TASK TO COMPLETE -> Check each line of the listing below for the word "ANTI" and say how many lines have it. Nothing else should be written.

--- Start of GIVEN DATA ---

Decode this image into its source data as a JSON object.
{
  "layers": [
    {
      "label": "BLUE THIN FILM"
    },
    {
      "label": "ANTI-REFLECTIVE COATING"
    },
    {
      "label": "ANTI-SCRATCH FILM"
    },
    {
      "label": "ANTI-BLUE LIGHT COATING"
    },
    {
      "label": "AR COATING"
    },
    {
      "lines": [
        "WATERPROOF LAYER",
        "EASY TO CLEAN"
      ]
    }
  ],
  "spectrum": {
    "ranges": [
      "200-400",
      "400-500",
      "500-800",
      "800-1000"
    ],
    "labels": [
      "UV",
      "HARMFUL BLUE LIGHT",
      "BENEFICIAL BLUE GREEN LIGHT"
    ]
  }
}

--- End of GIVEN DATA ---
--- Start of GIVEN DATA ---

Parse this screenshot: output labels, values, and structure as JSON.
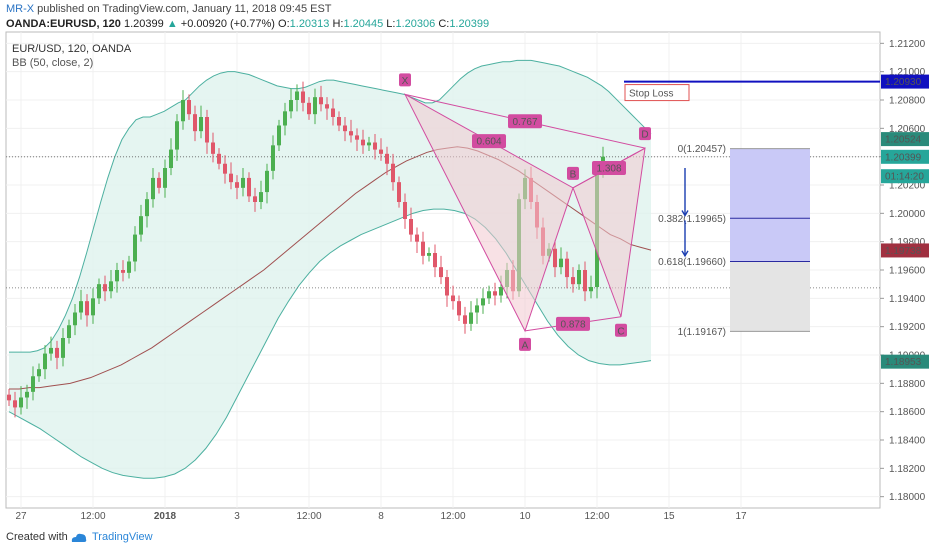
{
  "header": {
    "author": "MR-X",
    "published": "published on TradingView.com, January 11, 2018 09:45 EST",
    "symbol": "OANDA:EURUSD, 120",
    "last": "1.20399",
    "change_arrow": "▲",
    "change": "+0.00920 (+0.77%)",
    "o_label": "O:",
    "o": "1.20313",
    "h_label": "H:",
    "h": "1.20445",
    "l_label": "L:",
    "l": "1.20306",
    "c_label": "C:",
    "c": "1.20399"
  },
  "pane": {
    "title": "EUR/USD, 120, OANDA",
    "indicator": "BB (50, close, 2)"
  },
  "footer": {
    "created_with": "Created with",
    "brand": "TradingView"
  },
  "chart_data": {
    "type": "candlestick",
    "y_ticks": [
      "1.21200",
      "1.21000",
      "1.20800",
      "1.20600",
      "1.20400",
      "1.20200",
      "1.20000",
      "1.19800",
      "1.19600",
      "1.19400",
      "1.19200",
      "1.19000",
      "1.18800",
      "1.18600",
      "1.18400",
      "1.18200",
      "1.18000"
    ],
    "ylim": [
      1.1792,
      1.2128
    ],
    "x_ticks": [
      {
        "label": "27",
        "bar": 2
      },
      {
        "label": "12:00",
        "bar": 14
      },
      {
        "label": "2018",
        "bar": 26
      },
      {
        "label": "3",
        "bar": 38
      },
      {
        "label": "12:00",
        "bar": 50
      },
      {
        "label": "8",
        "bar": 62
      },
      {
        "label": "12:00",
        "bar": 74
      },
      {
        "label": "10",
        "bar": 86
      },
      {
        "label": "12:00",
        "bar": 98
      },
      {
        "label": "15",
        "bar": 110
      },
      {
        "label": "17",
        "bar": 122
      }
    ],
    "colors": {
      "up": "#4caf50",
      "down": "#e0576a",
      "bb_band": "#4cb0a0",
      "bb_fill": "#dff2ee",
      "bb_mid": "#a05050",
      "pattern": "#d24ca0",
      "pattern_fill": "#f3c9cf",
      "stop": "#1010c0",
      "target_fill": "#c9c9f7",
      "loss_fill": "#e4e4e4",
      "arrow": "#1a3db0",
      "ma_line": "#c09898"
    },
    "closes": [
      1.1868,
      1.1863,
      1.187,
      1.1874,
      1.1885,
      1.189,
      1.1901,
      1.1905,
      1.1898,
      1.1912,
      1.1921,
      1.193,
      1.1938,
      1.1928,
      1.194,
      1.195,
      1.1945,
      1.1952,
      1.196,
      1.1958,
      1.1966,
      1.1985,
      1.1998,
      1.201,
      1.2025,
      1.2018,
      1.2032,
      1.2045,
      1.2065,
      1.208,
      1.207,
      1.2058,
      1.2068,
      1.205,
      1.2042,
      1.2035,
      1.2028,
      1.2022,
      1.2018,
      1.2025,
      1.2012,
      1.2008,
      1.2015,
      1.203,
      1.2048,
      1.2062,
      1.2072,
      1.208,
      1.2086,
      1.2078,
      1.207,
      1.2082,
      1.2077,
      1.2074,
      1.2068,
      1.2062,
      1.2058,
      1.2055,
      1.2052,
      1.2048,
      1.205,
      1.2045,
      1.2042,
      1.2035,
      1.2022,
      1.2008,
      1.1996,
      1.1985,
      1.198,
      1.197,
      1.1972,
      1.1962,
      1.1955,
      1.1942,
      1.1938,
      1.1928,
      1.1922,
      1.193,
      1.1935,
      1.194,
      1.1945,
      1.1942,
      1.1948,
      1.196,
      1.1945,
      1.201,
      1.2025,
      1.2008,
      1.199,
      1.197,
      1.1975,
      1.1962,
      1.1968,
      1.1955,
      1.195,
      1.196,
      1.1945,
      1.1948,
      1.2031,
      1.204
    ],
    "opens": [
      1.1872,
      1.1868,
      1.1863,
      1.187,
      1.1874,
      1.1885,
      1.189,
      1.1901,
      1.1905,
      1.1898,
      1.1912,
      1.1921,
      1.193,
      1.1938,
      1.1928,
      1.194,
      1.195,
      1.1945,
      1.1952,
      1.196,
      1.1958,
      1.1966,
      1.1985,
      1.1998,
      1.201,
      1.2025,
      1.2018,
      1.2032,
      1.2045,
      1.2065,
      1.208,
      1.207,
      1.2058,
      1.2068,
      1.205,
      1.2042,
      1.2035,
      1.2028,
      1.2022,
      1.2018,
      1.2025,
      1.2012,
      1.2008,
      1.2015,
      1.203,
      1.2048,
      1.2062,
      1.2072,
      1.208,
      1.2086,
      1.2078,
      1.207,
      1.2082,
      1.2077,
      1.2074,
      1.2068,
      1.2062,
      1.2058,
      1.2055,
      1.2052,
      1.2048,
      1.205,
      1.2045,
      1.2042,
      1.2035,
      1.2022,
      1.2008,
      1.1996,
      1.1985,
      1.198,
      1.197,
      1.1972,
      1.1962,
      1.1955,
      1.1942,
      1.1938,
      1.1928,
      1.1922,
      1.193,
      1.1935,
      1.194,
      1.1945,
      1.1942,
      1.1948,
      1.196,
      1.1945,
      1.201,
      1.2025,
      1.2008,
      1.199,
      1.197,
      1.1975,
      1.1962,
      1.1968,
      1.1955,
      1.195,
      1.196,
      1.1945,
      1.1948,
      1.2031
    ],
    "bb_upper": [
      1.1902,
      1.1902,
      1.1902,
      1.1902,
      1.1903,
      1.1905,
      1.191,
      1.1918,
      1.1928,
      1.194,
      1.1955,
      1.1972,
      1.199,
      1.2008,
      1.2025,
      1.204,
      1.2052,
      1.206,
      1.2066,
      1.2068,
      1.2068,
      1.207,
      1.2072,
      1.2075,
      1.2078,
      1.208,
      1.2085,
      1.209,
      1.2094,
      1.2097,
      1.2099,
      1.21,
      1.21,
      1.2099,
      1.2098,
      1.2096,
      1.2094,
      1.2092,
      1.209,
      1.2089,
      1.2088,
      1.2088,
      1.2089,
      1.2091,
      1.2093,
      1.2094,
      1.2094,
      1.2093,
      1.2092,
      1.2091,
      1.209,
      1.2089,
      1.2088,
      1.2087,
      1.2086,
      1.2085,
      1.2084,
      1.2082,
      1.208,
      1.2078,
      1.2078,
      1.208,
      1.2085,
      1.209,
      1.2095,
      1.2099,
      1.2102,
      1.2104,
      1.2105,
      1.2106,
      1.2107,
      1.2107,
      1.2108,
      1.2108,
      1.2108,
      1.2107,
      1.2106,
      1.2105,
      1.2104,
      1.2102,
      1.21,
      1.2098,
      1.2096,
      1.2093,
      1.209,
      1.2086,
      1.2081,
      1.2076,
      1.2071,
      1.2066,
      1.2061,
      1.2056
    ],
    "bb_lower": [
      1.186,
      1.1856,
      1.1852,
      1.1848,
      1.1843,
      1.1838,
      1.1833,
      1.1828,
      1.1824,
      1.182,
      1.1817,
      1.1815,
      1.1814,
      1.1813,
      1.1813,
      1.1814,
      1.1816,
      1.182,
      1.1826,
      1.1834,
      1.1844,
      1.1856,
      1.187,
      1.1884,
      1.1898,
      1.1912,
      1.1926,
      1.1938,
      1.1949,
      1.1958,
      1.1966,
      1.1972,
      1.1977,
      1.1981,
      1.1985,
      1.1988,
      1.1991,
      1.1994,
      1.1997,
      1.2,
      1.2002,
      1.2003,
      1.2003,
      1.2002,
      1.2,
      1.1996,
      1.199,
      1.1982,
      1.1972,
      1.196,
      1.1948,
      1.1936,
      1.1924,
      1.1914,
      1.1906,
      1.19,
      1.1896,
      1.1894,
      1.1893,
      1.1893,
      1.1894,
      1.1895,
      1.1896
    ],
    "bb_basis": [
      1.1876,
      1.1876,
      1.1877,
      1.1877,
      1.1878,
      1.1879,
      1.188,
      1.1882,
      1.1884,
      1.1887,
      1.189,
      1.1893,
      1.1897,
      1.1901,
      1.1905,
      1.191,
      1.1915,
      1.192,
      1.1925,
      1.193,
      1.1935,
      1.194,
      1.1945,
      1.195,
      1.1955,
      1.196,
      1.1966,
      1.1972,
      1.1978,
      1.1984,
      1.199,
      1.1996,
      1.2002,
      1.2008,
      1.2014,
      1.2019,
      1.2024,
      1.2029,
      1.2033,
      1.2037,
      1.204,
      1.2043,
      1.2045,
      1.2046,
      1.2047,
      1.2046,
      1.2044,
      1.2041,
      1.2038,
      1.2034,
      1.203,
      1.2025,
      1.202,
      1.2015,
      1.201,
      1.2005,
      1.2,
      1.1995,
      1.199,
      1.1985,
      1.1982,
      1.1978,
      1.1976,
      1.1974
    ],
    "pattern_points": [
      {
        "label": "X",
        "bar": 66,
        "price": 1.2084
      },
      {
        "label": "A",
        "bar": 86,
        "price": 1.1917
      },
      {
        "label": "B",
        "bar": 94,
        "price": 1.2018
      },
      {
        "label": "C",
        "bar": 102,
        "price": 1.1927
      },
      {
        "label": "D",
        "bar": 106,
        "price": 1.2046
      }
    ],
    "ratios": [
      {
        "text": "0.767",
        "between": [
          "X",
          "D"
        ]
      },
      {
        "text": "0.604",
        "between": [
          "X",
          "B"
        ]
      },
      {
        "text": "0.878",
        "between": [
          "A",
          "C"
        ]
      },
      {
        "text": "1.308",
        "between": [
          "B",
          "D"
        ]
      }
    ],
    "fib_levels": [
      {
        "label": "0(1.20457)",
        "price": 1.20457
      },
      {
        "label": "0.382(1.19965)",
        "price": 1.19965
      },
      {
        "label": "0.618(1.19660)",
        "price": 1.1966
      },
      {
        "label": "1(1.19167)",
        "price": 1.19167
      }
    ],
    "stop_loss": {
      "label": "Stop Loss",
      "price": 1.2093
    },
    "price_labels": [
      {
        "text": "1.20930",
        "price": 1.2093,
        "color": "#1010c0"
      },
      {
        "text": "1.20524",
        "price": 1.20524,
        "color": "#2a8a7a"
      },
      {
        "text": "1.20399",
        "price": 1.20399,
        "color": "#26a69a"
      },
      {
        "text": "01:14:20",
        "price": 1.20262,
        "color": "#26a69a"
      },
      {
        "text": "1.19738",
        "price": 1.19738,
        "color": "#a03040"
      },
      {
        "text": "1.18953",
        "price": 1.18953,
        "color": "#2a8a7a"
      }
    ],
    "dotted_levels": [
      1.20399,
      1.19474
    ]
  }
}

--- End of GIVEN DATA ---

THE SOLUTION -> 3